- Text block:

I don't believe that is correct. Consider:

#include <iostream>
using namespace std;

struct MyException
{
int a;
};

void bar()
{
MyException me = {4};
MyException &meRef = me;
throw meRef;
}

int main()
{
try
{
bar();
}
catch( MyException &me)
{
cout << "integer is " << me.a << '\n';
}
return 0;
}

This works as it should on VC++ 8 and compiles without warnings on both VC++
8 and Comeau online.

I believe the relevant section of the standard is 15.1/3:

"A throw-expression initializes a temporary object, called the exception
object, the type of which is determined by removing any top-level
cv-qualifiers from the static type of the operand of throw and adjusting the
type from "array of T" or "function returning T" to "pointer to T" or
"pointer to function returning T", respectively. [Note: the temporary object
created for a throw-expression that is a string literal is never of type
char* or wchar_t*; that is, the special conversions for string literals from
the types "array of const char" and "array of const wchar_t" to the types
"pointer to char" and "pointer to wchar_t", respectively (4.2), are never
applied to a throw-expression. ] The temporary is used to initialize the
variable named in the matching handler (15.3)."

- Requests:
[1] According to the C++ exception post, which section of the standard is relevant?
[2] List every type name that appears inside double quotation marks in the standard passage quoted in the C++ exception post.

Item position entries
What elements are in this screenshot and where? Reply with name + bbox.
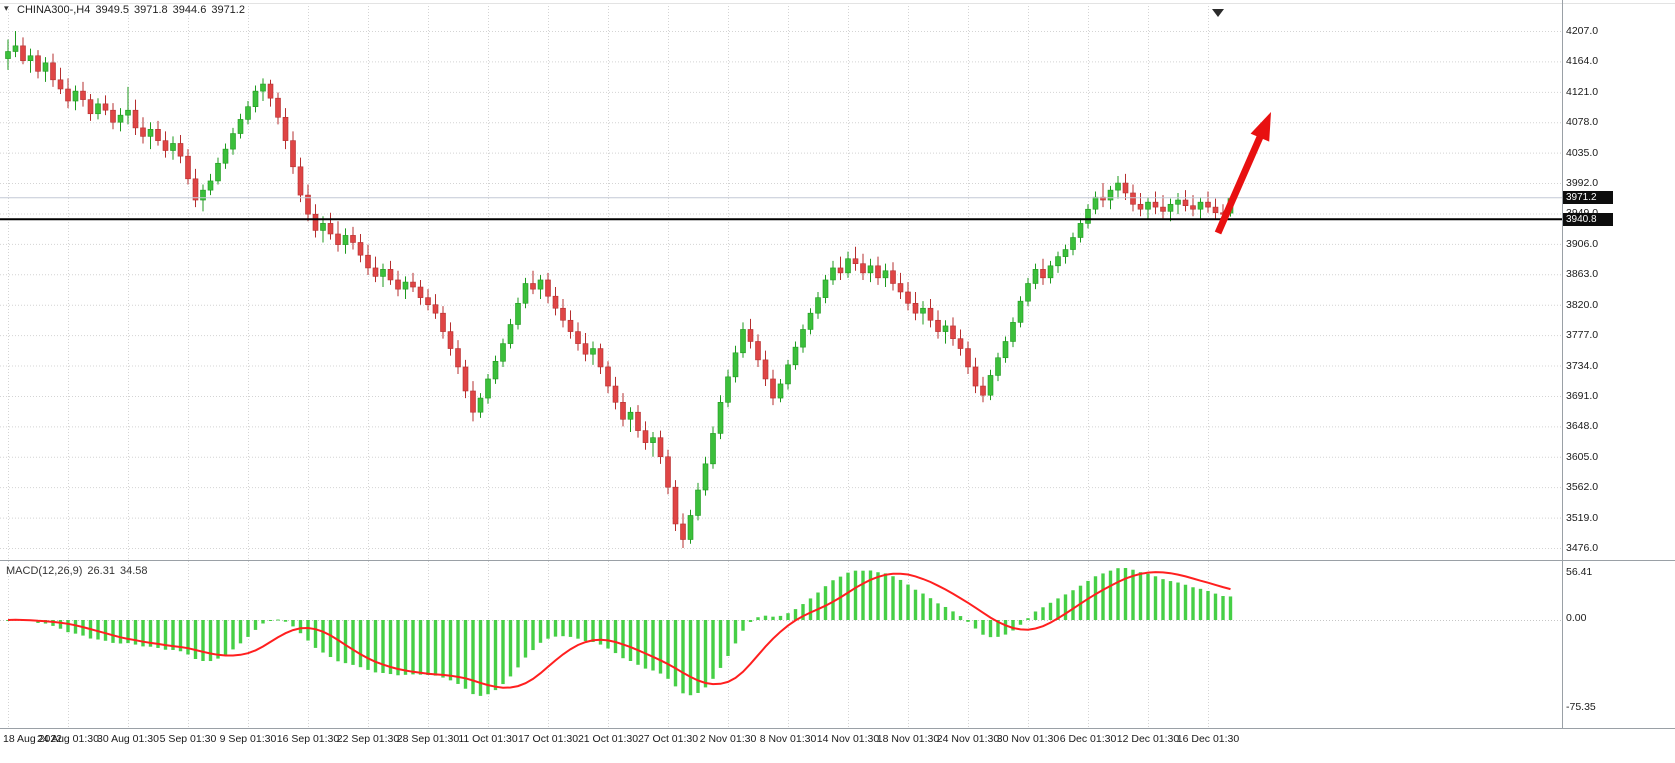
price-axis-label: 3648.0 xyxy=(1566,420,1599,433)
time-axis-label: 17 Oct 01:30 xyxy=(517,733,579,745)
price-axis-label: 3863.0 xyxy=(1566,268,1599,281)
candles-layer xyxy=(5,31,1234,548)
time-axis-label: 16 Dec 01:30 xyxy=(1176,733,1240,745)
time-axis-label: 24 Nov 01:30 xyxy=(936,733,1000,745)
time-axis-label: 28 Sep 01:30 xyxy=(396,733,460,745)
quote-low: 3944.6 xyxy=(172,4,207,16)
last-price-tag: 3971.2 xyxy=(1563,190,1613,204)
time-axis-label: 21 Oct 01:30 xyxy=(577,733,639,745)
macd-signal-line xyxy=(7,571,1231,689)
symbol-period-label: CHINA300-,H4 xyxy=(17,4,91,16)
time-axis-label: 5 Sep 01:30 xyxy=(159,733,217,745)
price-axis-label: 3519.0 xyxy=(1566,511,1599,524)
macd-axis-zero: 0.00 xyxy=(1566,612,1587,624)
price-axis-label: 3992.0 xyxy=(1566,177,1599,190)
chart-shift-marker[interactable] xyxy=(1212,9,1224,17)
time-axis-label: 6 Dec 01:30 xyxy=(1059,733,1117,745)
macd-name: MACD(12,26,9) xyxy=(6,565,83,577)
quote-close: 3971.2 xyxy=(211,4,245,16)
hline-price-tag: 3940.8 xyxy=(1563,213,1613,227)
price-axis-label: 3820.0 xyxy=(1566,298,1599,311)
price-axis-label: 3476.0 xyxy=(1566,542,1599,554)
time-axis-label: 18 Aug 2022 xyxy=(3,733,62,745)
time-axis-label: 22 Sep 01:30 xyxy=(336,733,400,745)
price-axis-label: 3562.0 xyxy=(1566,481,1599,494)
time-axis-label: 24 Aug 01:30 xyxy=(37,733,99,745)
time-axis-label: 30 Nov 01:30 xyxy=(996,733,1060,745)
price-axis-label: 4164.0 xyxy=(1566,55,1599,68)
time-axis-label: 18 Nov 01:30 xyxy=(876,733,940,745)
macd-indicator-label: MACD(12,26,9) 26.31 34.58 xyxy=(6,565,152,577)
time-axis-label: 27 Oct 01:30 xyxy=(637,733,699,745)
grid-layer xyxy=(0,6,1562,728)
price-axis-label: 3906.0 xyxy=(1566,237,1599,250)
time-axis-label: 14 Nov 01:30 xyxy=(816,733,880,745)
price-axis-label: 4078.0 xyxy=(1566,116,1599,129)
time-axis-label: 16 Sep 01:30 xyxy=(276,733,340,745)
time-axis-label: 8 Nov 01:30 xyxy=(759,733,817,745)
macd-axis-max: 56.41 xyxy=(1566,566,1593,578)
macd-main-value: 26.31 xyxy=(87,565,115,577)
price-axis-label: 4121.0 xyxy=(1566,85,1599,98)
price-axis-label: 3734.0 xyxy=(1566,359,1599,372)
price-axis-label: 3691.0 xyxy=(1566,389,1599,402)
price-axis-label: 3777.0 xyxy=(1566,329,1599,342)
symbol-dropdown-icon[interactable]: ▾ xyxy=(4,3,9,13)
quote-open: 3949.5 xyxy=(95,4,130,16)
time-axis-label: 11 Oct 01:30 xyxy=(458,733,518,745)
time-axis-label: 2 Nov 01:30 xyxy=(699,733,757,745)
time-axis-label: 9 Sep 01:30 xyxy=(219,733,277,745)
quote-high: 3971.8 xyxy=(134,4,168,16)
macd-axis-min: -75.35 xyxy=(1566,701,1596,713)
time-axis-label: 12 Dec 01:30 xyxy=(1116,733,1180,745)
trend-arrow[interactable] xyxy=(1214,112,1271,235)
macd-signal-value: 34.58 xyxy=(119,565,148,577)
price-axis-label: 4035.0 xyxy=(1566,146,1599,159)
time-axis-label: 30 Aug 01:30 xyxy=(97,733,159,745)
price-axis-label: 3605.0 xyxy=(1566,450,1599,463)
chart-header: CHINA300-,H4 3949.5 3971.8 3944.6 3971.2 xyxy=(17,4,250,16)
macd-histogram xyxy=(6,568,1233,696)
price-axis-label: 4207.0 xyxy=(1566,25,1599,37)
---
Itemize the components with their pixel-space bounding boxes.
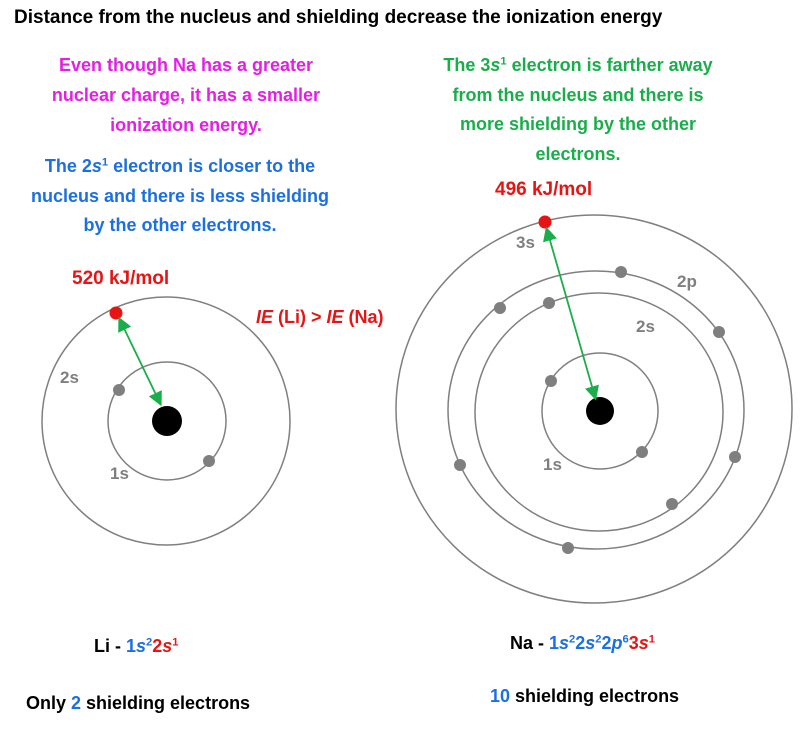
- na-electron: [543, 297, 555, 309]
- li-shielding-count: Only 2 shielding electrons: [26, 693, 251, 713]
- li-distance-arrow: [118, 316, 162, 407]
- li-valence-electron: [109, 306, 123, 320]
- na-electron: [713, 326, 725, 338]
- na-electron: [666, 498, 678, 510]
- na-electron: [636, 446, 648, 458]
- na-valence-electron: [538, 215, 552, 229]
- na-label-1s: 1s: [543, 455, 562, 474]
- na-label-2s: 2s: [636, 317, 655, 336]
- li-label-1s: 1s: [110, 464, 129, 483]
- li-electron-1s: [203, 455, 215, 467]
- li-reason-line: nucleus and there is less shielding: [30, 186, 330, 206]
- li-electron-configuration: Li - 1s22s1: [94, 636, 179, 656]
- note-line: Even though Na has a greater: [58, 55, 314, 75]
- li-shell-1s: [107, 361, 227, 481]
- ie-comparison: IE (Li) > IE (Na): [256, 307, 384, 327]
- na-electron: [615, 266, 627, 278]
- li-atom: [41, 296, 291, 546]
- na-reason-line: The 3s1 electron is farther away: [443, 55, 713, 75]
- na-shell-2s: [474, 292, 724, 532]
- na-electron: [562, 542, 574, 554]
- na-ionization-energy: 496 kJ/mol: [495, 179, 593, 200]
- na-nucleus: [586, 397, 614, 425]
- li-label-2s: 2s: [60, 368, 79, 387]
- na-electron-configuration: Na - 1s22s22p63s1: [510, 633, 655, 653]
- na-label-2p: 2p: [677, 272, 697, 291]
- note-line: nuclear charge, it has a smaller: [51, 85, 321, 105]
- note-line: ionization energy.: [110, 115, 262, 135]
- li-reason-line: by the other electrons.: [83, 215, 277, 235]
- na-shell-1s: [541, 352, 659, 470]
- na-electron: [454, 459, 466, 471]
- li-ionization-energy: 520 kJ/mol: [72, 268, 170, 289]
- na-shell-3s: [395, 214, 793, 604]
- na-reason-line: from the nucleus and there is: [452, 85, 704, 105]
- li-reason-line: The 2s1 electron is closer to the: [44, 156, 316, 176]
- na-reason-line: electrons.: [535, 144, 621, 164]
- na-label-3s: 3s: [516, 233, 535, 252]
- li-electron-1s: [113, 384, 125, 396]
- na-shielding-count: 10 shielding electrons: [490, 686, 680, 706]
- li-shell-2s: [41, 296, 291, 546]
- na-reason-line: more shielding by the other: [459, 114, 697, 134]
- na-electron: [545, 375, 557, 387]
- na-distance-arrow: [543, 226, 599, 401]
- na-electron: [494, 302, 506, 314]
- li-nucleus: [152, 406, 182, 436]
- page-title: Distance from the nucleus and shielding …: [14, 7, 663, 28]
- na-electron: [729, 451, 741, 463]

- Task answers:
[1] Section 15.1/3.

[2] "array of T", "function returning T", "pointer to T", "pointer to function returning T", "array of const char", "array of const wchar_t", "pointer to char", "pointer to wchar_t"